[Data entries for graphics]
------------------------------------------------------------

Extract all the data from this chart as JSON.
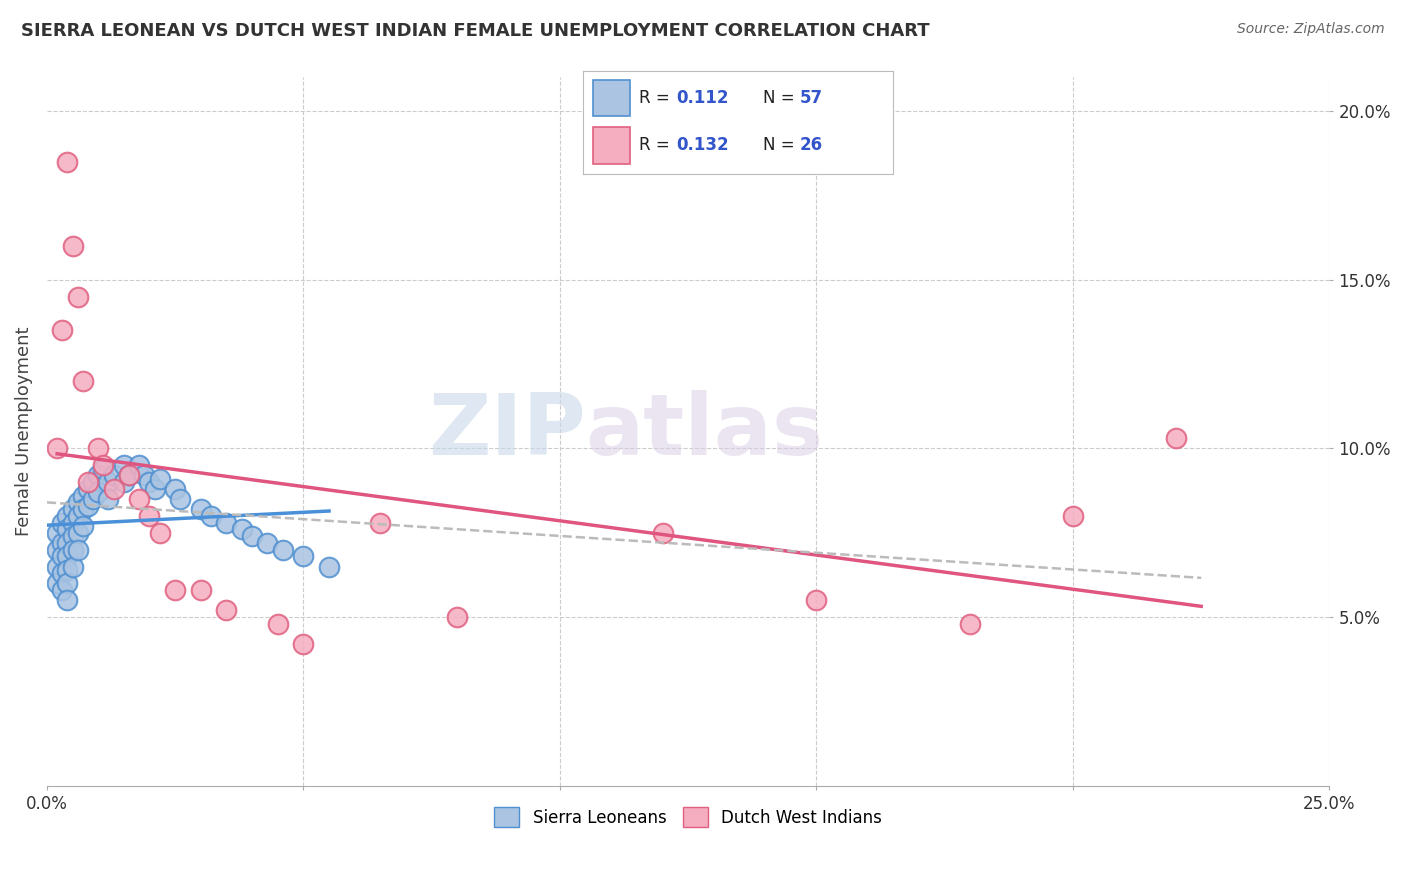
{
  "title": "SIERRA LEONEAN VS DUTCH WEST INDIAN FEMALE UNEMPLOYMENT CORRELATION CHART",
  "source_text": "Source: ZipAtlas.com",
  "ylabel": "Female Unemployment",
  "xlim": [
    0.0,
    0.25
  ],
  "ylim": [
    0.0,
    0.21
  ],
  "background_color": "#ffffff",
  "grid_color": "#cccccc",
  "watermark_zip": "ZIP",
  "watermark_atlas": "atlas",
  "sierra_color": "#aac4e2",
  "dutch_color": "#f5adc0",
  "sierra_edge_color": "#5090d0",
  "dutch_edge_color": "#e06080",
  "sierra_line_color": "#4a90d9",
  "dutch_line_color": "#e05580",
  "trend_line_color": "#bbbbbb",
  "legend_color_text": "#3355cc",
  "legend_label1": "Sierra Leoneans",
  "legend_label2": "Dutch West Indians",
  "sierra_x": [
    0.002,
    0.002,
    0.002,
    0.002,
    0.003,
    0.003,
    0.003,
    0.003,
    0.003,
    0.004,
    0.004,
    0.004,
    0.004,
    0.004,
    0.004,
    0.004,
    0.005,
    0.005,
    0.005,
    0.005,
    0.005,
    0.006,
    0.006,
    0.006,
    0.006,
    0.007,
    0.007,
    0.007,
    0.008,
    0.008,
    0.009,
    0.009,
    0.01,
    0.01,
    0.011,
    0.012,
    0.012,
    0.013,
    0.015,
    0.015,
    0.016,
    0.018,
    0.019,
    0.02,
    0.021,
    0.022,
    0.025,
    0.026,
    0.03,
    0.032,
    0.035,
    0.038,
    0.04,
    0.043,
    0.046,
    0.05,
    0.055
  ],
  "sierra_y": [
    0.075,
    0.07,
    0.065,
    0.06,
    0.078,
    0.072,
    0.068,
    0.063,
    0.058,
    0.08,
    0.076,
    0.072,
    0.068,
    0.064,
    0.06,
    0.055,
    0.082,
    0.078,
    0.074,
    0.07,
    0.065,
    0.084,
    0.08,
    0.075,
    0.07,
    0.086,
    0.082,
    0.077,
    0.088,
    0.083,
    0.09,
    0.085,
    0.092,
    0.087,
    0.094,
    0.09,
    0.085,
    0.092,
    0.095,
    0.09,
    0.092,
    0.095,
    0.092,
    0.09,
    0.088,
    0.091,
    0.088,
    0.085,
    0.082,
    0.08,
    0.078,
    0.076,
    0.074,
    0.072,
    0.07,
    0.068,
    0.065
  ],
  "dutch_x": [
    0.002,
    0.003,
    0.004,
    0.005,
    0.006,
    0.007,
    0.008,
    0.01,
    0.011,
    0.013,
    0.016,
    0.018,
    0.02,
    0.022,
    0.025,
    0.03,
    0.035,
    0.045,
    0.05,
    0.065,
    0.08,
    0.12,
    0.15,
    0.18,
    0.2,
    0.22
  ],
  "dutch_y": [
    0.1,
    0.135,
    0.185,
    0.16,
    0.145,
    0.12,
    0.09,
    0.1,
    0.095,
    0.088,
    0.092,
    0.085,
    0.08,
    0.075,
    0.058,
    0.058,
    0.052,
    0.048,
    0.042,
    0.078,
    0.05,
    0.075,
    0.055,
    0.048,
    0.08,
    0.103
  ]
}
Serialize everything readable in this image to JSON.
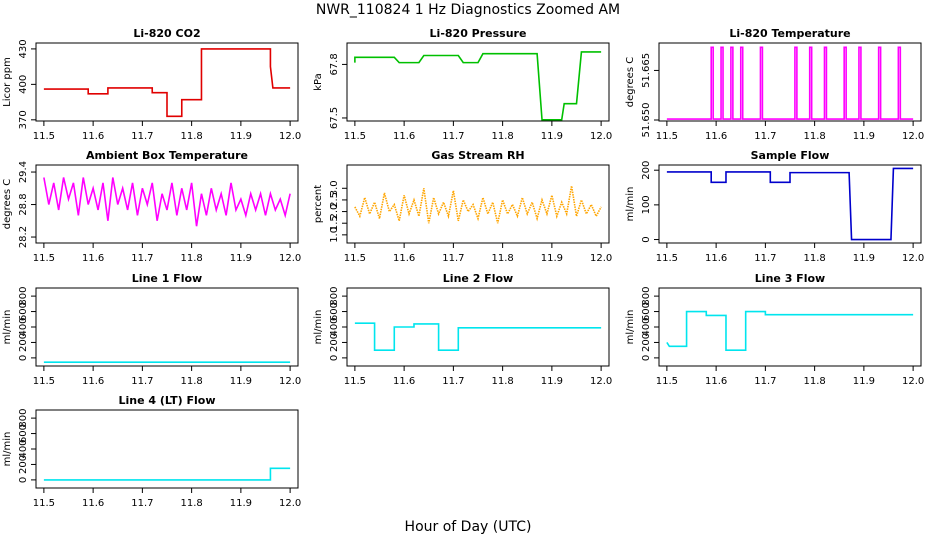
{
  "title": "NWR_110824  1 Hz Diagnostics Zoomed AM",
  "x_label": "Hour of Day (UTC)",
  "chart_data": [
    {
      "type": "line",
      "title": "Li-820 CO2",
      "y_label": "Licor ppm",
      "color": "#e00000",
      "x": [
        11.5,
        11.59,
        11.59,
        11.63,
        11.63,
        11.72,
        11.72,
        11.75,
        11.75,
        11.78,
        11.78,
        11.82,
        11.82,
        11.96,
        11.96,
        11.965,
        12.0
      ],
      "values": [
        396,
        396,
        392,
        392,
        397,
        397,
        393,
        393,
        373,
        373,
        387,
        387,
        430,
        430,
        415,
        397,
        397
      ],
      "xlim": [
        11.484,
        12.016
      ],
      "xticks": [
        11.5,
        11.6,
        11.7,
        11.8,
        11.9,
        {
          "value": 12.0,
          "label": "12.0"
        }
      ],
      "ylim": [
        369,
        435
      ],
      "yticks": [
        370,
        400,
        430
      ]
    },
    {
      "type": "line",
      "title": "Li-820 Pressure",
      "y_label": "kPa",
      "color": "#00c000",
      "x": [
        11.5,
        11.5,
        11.51,
        11.58,
        11.59,
        11.63,
        11.64,
        11.71,
        11.72,
        11.75,
        11.76,
        11.87,
        11.88,
        11.92,
        11.925,
        11.95,
        11.96,
        12.0
      ],
      "values": [
        67.81,
        67.84,
        67.84,
        67.84,
        67.81,
        67.81,
        67.85,
        67.85,
        67.81,
        67.81,
        67.86,
        67.86,
        67.49,
        67.49,
        67.58,
        67.58,
        67.87,
        67.87
      ],
      "xlim": [
        11.484,
        12.016
      ],
      "xticks": [
        11.5,
        11.6,
        11.7,
        11.8,
        11.9,
        {
          "value": 12.0,
          "label": "12.0"
        }
      ],
      "ylim": [
        67.483,
        67.92
      ],
      "yticks": [
        67.5,
        67.8
      ]
    },
    {
      "type": "line",
      "title": "Li-820 Temperature",
      "y_label": "degrees C",
      "color": "#ff00ff",
      "x": [
        11.5,
        11.59,
        11.59,
        11.594,
        11.594,
        11.61,
        11.61,
        11.614,
        11.614,
        11.63,
        11.63,
        11.634,
        11.634,
        11.65,
        11.65,
        11.654,
        11.654,
        11.69,
        11.69,
        11.694,
        11.694,
        11.76,
        11.76,
        11.764,
        11.764,
        11.79,
        11.79,
        11.794,
        11.794,
        11.82,
        11.82,
        11.824,
        11.824,
        11.86,
        11.86,
        11.864,
        11.864,
        11.89,
        11.89,
        11.894,
        11.894,
        11.93,
        11.93,
        11.934,
        11.934,
        11.97,
        11.97,
        11.974,
        11.974,
        12.0
      ],
      "values": [
        51.6503,
        51.6503,
        51.672,
        51.672,
        51.6503,
        51.6503,
        51.672,
        51.672,
        51.6503,
        51.6503,
        51.672,
        51.672,
        51.6503,
        51.6503,
        51.672,
        51.672,
        51.6503,
        51.6503,
        51.672,
        51.672,
        51.6503,
        51.6503,
        51.672,
        51.672,
        51.6503,
        51.6503,
        51.672,
        51.672,
        51.6503,
        51.6503,
        51.672,
        51.672,
        51.6503,
        51.6503,
        51.672,
        51.672,
        51.6503,
        51.6503,
        51.672,
        51.672,
        51.6503,
        51.6503,
        51.672,
        51.672,
        51.6503,
        51.6503,
        51.672,
        51.672,
        51.6503,
        51.6503
      ],
      "xlim": [
        11.484,
        12.016
      ],
      "xticks": [
        11.5,
        11.6,
        11.7,
        11.8,
        11.9,
        {
          "value": 12.0,
          "label": "12.0"
        }
      ],
      "ylim": [
        51.6497,
        51.6733
      ],
      "yticks": [
        {
          "value": 51.65,
          "label": "51.650"
        },
        51.665
      ]
    },
    {
      "type": "line",
      "title": "Ambient Box Temperature",
      "y_label": "degrees C",
      "color": "#ff00ff",
      "x": [
        11.5,
        11.51,
        11.52,
        11.53,
        11.54,
        11.55,
        11.56,
        11.57,
        11.58,
        11.59,
        11.6,
        11.61,
        11.62,
        11.63,
        11.64,
        11.65,
        11.66,
        11.67,
        11.68,
        11.69,
        11.7,
        11.71,
        11.72,
        11.73,
        11.74,
        11.75,
        11.76,
        11.77,
        11.78,
        11.79,
        11.8,
        11.81,
        11.82,
        11.83,
        11.84,
        11.85,
        11.86,
        11.87,
        11.88,
        11.89,
        11.9,
        11.91,
        11.92,
        11.93,
        11.94,
        11.95,
        11.96,
        11.97,
        11.98,
        11.99,
        12.0
      ],
      "values": [
        29.3,
        28.8,
        29.2,
        28.7,
        29.3,
        28.9,
        29.2,
        28.6,
        29.3,
        28.8,
        29.1,
        28.7,
        29.2,
        28.5,
        29.3,
        28.8,
        29.1,
        28.7,
        29.2,
        28.6,
        29.1,
        28.8,
        29.2,
        28.5,
        29.0,
        28.7,
        29.2,
        28.6,
        29.1,
        28.7,
        29.2,
        28.4,
        29.0,
        28.6,
        29.1,
        28.7,
        29.0,
        28.6,
        29.2,
        28.7,
        28.9,
        28.6,
        29.0,
        28.7,
        29.0,
        28.6,
        29.0,
        28.7,
        28.9,
        28.6,
        29.0
      ],
      "xlim": [
        11.484,
        12.016
      ],
      "xticks": [
        11.5,
        11.6,
        11.7,
        11.8,
        11.9,
        {
          "value": 12.0,
          "label": "12.0"
        }
      ],
      "ylim": [
        28.09,
        29.53
      ],
      "yticks": [
        28.2,
        28.8,
        29.4
      ]
    },
    {
      "type": "line",
      "title": "Gas Stream RH",
      "y_label": "percent",
      "color": "#ffa500",
      "line_style": "dotted",
      "x": [
        11.5,
        11.51,
        11.52,
        11.53,
        11.54,
        11.55,
        11.56,
        11.57,
        11.58,
        11.59,
        11.6,
        11.61,
        11.62,
        11.63,
        11.64,
        11.65,
        11.66,
        11.67,
        11.68,
        11.69,
        11.7,
        11.71,
        11.72,
        11.73,
        11.74,
        11.75,
        11.76,
        11.77,
        11.78,
        11.79,
        11.8,
        11.81,
        11.82,
        11.83,
        11.84,
        11.85,
        11.86,
        11.87,
        11.88,
        11.89,
        11.9,
        11.91,
        11.92,
        11.93,
        11.94,
        11.95,
        11.96,
        11.97,
        11.98,
        11.99,
        12.0
      ],
      "values": [
        2.2,
        1.8,
        2.6,
        1.9,
        2.4,
        1.7,
        2.8,
        2.0,
        2.3,
        1.6,
        2.7,
        1.9,
        2.5,
        1.8,
        3.0,
        1.5,
        2.6,
        1.9,
        2.4,
        1.8,
        2.9,
        1.6,
        2.5,
        2.0,
        2.3,
        1.7,
        2.6,
        1.9,
        2.4,
        1.5,
        2.5,
        1.9,
        2.3,
        1.8,
        2.6,
        1.9,
        2.4,
        1.7,
        2.5,
        1.9,
        2.7,
        1.8,
        2.4,
        1.9,
        3.1,
        1.8,
        2.5,
        1.9,
        2.3,
        1.8,
        2.2
      ],
      "xlim": [
        11.484,
        12.016
      ],
      "xticks": [
        11.5,
        11.6,
        11.7,
        11.8,
        11.9,
        {
          "value": 12.0,
          "label": "12.0"
        }
      ],
      "ylim": [
        0.65,
        4.0
      ],
      "yticks": [
        {
          "value": 1.0,
          "label": "1.0"
        },
        1.5,
        {
          "value": 2.0,
          "label": "2.0"
        },
        2.5,
        {
          "value": 3.0,
          "label": "3.0"
        }
      ]
    },
    {
      "type": "line",
      "title": "Sample Flow",
      "y_label": "ml/min",
      "color": "#0000cc",
      "x": [
        11.5,
        11.59,
        11.59,
        11.62,
        11.62,
        11.71,
        11.71,
        11.75,
        11.75,
        11.87,
        11.875,
        11.955,
        11.96,
        12.0
      ],
      "values": [
        195,
        195,
        165,
        165,
        195,
        195,
        165,
        165,
        193,
        193,
        0,
        0,
        205,
        205
      ],
      "xlim": [
        11.484,
        12.016
      ],
      "xticks": [
        11.5,
        11.6,
        11.7,
        11.8,
        11.9,
        {
          "value": 12.0,
          "label": "12.0"
        }
      ],
      "ylim": [
        -10,
        215
      ],
      "yticks": [
        0,
        100,
        200
      ]
    },
    {
      "type": "line",
      "title": "Line 1 Flow",
      "y_label": "ml/min",
      "color": "#00e5ee",
      "x": [
        11.5,
        12.0
      ],
      "values": [
        -55,
        -55
      ],
      "xlim": [
        11.484,
        12.016
      ],
      "xticks": [
        11.5,
        11.6,
        11.7,
        11.8,
        11.9,
        {
          "value": 12.0,
          "label": "12.0"
        }
      ],
      "ylim": [
        -105,
        905
      ],
      "yticks": [
        0,
        200,
        400,
        600,
        800
      ]
    },
    {
      "type": "line",
      "title": "Line 2 Flow",
      "y_label": "ml/min",
      "color": "#00e5ee",
      "x": [
        11.5,
        11.54,
        11.54,
        11.58,
        11.58,
        11.62,
        11.62,
        11.67,
        11.67,
        11.71,
        11.71,
        12.0
      ],
      "values": [
        450,
        450,
        100,
        100,
        400,
        400,
        440,
        440,
        100,
        100,
        390,
        390
      ],
      "xlim": [
        11.484,
        12.016
      ],
      "xticks": [
        11.5,
        11.6,
        11.7,
        11.8,
        11.9,
        {
          "value": 12.0,
          "label": "12.0"
        }
      ],
      "ylim": [
        -105,
        905
      ],
      "yticks": [
        0,
        200,
        400,
        600,
        800
      ]
    },
    {
      "type": "line",
      "title": "Line 3 Flow",
      "y_label": "ml/min",
      "color": "#00e5ee",
      "x": [
        11.5,
        11.505,
        11.54,
        11.54,
        11.58,
        11.58,
        11.62,
        11.62,
        11.66,
        11.66,
        11.7,
        11.7,
        12.0
      ],
      "values": [
        200,
        150,
        150,
        600,
        600,
        550,
        550,
        100,
        100,
        600,
        600,
        560,
        560
      ],
      "xlim": [
        11.484,
        12.016
      ],
      "xticks": [
        11.5,
        11.6,
        11.7,
        11.8,
        11.9,
        {
          "value": 12.0,
          "label": "12.0"
        }
      ],
      "ylim": [
        -105,
        905
      ],
      "yticks": [
        0,
        200,
        400,
        600,
        800
      ]
    },
    {
      "type": "line",
      "title": "Line 4 (LT) Flow",
      "y_label": "ml/min",
      "color": "#00e5ee",
      "x": [
        11.5,
        11.96,
        11.96,
        12.0
      ],
      "values": [
        0,
        0,
        150,
        150
      ],
      "xlim": [
        11.484,
        12.016
      ],
      "xticks": [
        11.5,
        11.6,
        11.7,
        11.8,
        11.9,
        {
          "value": 12.0,
          "label": "12.0"
        }
      ],
      "ylim": [
        -105,
        905
      ],
      "yticks": [
        0,
        200,
        400,
        600,
        800
      ]
    }
  ]
}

------------------------------------------------------------

__REQUIREMENTS__:
Give the number of lines containing the word "title". No other answer is needed.

__SOLVED PROBLEM__:
12